What is needed - Below is a block of data; give all of it again word for word.

┌────────

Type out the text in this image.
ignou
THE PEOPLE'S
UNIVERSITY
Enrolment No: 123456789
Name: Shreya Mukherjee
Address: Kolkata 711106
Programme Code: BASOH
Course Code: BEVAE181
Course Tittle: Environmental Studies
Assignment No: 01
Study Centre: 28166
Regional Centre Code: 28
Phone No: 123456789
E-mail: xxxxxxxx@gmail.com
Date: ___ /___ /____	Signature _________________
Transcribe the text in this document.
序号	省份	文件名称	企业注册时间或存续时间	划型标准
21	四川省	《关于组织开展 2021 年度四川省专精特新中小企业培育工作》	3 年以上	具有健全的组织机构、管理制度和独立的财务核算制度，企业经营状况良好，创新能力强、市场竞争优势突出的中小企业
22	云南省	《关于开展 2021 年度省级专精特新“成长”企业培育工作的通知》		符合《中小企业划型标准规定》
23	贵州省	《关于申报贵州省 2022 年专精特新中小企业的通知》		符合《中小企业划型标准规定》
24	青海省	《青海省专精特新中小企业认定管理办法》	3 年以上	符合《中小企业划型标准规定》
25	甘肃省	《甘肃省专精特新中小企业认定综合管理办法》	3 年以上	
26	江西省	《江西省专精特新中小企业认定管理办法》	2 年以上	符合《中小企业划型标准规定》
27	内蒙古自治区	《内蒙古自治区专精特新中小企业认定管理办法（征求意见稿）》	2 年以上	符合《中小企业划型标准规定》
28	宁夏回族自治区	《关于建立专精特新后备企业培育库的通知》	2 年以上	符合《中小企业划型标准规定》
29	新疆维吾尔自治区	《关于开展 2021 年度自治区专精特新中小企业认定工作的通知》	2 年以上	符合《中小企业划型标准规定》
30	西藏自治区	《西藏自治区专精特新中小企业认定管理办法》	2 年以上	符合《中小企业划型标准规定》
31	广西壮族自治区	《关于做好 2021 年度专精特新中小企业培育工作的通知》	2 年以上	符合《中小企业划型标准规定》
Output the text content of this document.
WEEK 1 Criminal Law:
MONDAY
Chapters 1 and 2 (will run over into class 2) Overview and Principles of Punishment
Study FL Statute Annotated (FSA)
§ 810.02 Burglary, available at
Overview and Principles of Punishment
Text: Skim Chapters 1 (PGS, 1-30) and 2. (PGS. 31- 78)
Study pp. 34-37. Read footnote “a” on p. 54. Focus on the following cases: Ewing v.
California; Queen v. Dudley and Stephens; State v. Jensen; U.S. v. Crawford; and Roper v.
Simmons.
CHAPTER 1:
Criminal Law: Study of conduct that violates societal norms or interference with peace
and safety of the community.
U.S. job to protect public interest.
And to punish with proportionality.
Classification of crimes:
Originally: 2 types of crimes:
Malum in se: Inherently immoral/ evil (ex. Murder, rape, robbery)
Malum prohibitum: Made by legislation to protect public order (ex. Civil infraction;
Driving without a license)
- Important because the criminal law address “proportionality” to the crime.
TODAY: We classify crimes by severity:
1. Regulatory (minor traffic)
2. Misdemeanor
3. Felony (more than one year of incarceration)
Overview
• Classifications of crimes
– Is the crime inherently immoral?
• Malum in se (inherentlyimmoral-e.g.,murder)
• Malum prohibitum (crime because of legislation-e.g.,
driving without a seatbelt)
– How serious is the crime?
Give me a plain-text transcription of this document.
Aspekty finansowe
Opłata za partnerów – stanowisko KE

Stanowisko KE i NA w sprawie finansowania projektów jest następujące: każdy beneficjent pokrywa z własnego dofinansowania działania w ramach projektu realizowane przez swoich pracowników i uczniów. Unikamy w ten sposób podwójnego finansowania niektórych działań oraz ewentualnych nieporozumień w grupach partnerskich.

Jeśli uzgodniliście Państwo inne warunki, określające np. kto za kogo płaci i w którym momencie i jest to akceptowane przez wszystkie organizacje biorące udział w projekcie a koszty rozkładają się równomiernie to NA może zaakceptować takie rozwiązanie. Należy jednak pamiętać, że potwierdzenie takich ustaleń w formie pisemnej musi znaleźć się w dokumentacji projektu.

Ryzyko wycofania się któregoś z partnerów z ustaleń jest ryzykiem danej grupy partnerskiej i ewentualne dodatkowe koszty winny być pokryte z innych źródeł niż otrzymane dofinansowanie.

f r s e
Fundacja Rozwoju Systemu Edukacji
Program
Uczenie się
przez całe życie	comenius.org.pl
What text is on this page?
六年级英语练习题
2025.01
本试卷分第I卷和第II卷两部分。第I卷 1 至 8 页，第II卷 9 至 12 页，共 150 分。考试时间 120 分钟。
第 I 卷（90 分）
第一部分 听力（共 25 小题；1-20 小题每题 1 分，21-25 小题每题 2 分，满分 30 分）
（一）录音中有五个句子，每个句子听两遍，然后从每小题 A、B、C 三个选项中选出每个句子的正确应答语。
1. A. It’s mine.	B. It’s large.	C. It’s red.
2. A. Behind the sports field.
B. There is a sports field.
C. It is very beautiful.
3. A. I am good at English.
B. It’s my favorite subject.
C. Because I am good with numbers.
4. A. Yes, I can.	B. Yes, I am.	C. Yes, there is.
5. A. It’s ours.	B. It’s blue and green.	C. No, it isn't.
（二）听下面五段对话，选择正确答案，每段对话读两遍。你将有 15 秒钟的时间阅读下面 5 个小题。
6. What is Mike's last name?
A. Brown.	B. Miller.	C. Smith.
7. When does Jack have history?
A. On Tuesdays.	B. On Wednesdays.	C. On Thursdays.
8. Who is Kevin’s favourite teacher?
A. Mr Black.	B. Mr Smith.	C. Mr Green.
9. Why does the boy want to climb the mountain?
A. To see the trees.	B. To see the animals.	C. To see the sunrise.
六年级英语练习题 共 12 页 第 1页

└────────

Written answer -
Type out the text in this image.
ignou
THE PEOPLE'S
UNIVERSITY
Enrolment No: 123456789
Name: Shreya Mukherjee
Address: Kolkata 711106
Programme Code: BASOH
Course Code: BEVAE181
Course Tittle: Environmental Studies
Assignment No: 01
Study Centre: 28166
Regional Centre Code: 28
Phone No: 123456789
E-mail: xxxxxxxx@gmail.com
Date: ___ /___ /____	Signature _________________
Transcribe the text in this document.
序号	省份	文件名称	企业注册时间或存续时间	划型标准
21	四川省	《关于组织开展 2021 年度四川省专精特新中小企业培育工作》	3 年以上	具有健全的组织机构、管理制度和独立的财务核算制度，企业经营状况良好，创新能力强、市场竞争优势突出的中小企业
22	云南省	《关于开展 2021 年度省级专精特新“成长”企业培育工作的通知》		符合《中小企业划型标准规定》
23	贵州省	《关于申报贵州省 2022 年专精特新中小企业的通知》		符合《中小企业划型标准规定》
24	青海省	《青海省专精特新中小企业认定管理办法》	3 年以上	符合《中小企业划型标准规定》
25	甘肃省	《甘肃省专精特新中小企业认定综合管理办法》	3 年以上	
26	江西省	《江西省专精特新中小企业认定管理办法》	2 年以上	符合《中小企业划型标准规定》
27	内蒙古自治区	《内蒙古自治区专精特新中小企业认定管理办法（征求意见稿）》	2 年以上	符合《中小企业划型标准规定》
28	宁夏回族自治区	《关于建立专精特新后备企业培育库的通知》	2 年以上	符合《中小企业划型标准规定》
29	新疆维吾尔自治区	《关于开展 2021 年度自治区专精特新中小企业认定工作的通知》	2 年以上	符合《中小企业划型标准规定》
30	西藏自治区	《西藏自治区专精特新中小企业认定管理办法》	2 年以上	符合《中小企业划型标准规定》
31	广西壮族自治区	《关于做好 2021 年度专精特新中小企业培育工作的通知》	2 年以上	符合《中小企业划型标准规定》
Output the text content of this document.
WEEK 1 Criminal Law:
MONDAY
Chapters 1 and 2 (will run over into class 2) Overview and Principles of Punishment
Study FL Statute Annotated (FSA)
§ 810.02 Burglary, available at
Overview and Principles of Punishment
Text: Skim Chapters 1 (PGS, 1-30) and 2. (PGS. 31- 78)
Study pp. 34-37. Read footnote “a” on p. 54. Focus on the following cases: Ewing v.
California; Queen v. Dudley and Stephens; State v. Jensen; U.S. v. Crawford; and Roper v.
Simmons.
CHAPTER 1:
Criminal Law: Study of conduct that violates societal norms or interference with peace
and safety of the community.
U.S. job to protect public interest.
And to punish with proportionality.
Classification of crimes:
Originally: 2 types of crimes:
Malum in se: Inherently immoral/ evil (ex. Murder, rape, robbery)
Malum prohibitum: Made by legislation to protect public order (ex. Civil infraction;
Driving without a license)
- Important because the criminal law address “proportionality” to the crime.
TODAY: We classify crimes by severity:
1. Regulatory (minor traffic)
2. Misdemeanor
3. Felony (more than one year of incarceration)
Overview
• Classifications of crimes
– Is the crime inherently immoral?
• Malum in se (inherentlyimmoral-e.g.,murder)
• Malum prohibitum (crime because of legislation-e.g.,
driving without a seatbelt)
– How serious is the crime?
Give me a plain-text transcription of this document.
Aspekty finansowe
Opłata za partnerów – stanowisko KE

Stanowisko KE i NA w sprawie finansowania projektów jest następujące: każdy beneficjent pokrywa z własnego dofinansowania działania w ramach projektu realizowane przez swoich pracowników i uczniów. Unikamy w ten sposób podwójnego finansowania niektórych działań oraz ewentualnych nieporozumień w grupach partnerskich.

Jeśli uzgodniliście Państwo inne warunki, określające np. kto za kogo płaci i w którym momencie i jest to akceptowane przez wszystkie organizacje biorące udział w projekcie a koszty rozkładają się równomiernie to NA może zaakceptować takie rozwiązanie. Należy jednak pamiętać, że potwierdzenie takich ustaleń w formie pisemnej musi znaleźć się w dokumentacji projektu.

Ryzyko wycofania się któregoś z partnerów z ustaleń jest ryzykiem danej grupy partnerskiej i ewentualne dodatkowe koszty winny być pokryte z innych źródeł niż otrzymane dofinansowanie.

f r s e
Fundacja Rozwoju Systemu Edukacji
Program
Uczenie się
przez całe życie	comenius.org.pl
What text is on this page?
六年级英语练习题
2025.01
本试卷分第I卷和第II卷两部分。第I卷 1 至 8 页，第II卷 9 至 12 页，共 150 分。考试时间 120 分钟。
第 I 卷（90 分）
第一部分 听力（共 25 小题；1-20 小题每题 1 分，21-25 小题每题 2 分，满分 30 分）
（一）录音中有五个句子，每个句子听两遍，然后从每小题 A、B、C 三个选项中选出每个句子的正确应答语。
1. A. It’s mine.	B. It’s large.	C. It’s red.
2. A. Behind the sports field.
B. There is a sports field.
C. It is very beautiful.
3. A. I am good at English.
B. It’s my favorite subject.
C. Because I am good with numbers.
4. A. Yes, I can.	B. Yes, I am.	C. Yes, there is.
5. A. It’s ours.	B. It’s blue and green.	C. No, it isn't.
（二）听下面五段对话，选择正确答案，每段对话读两遍。你将有 15 秒钟的时间阅读下面 5 个小题。
6. What is Mike's last name?
A. Brown.	B. Miller.	C. Smith.
7. When does Jack have history?
A. On Tuesdays.	B. On Wednesdays.	C. On Thursdays.
8. Who is Kevin’s favourite teacher?
A. Mr Black.	B. Mr Smith.	C. Mr Green.
9. Why does the boy want to climb the mountain?
A. To see the trees.	B. To see the animals.	C. To see the sunrise.
六年级英语练习题 共 12 页 第 1页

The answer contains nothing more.